(Records that describe figures)
>> Start
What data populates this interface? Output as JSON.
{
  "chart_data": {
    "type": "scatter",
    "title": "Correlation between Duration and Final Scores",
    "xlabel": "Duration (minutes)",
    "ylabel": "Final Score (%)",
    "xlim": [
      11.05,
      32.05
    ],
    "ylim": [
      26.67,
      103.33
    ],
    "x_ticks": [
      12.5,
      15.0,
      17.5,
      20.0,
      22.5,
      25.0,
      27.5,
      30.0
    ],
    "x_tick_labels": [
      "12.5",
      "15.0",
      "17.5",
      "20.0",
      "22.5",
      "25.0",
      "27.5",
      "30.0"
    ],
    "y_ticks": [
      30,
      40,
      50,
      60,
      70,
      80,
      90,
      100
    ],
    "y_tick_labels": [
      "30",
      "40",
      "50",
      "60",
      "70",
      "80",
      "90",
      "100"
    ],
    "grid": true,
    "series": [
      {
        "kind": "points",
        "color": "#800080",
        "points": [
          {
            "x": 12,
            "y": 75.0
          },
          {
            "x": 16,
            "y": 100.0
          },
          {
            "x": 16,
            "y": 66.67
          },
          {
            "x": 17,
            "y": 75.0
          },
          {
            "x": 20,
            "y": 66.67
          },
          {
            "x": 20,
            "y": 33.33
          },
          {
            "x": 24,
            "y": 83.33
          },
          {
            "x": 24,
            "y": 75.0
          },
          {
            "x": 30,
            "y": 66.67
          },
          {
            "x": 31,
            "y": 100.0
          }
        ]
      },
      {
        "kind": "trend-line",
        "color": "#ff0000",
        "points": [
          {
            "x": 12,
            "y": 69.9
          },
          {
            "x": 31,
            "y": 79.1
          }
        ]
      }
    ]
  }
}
>> End
Find every line in the records that contains the word "Duration"; copy those lines.

    "title": "Correlation between Duration and Final Scores",
    "xlabel": "Duration (minutes)",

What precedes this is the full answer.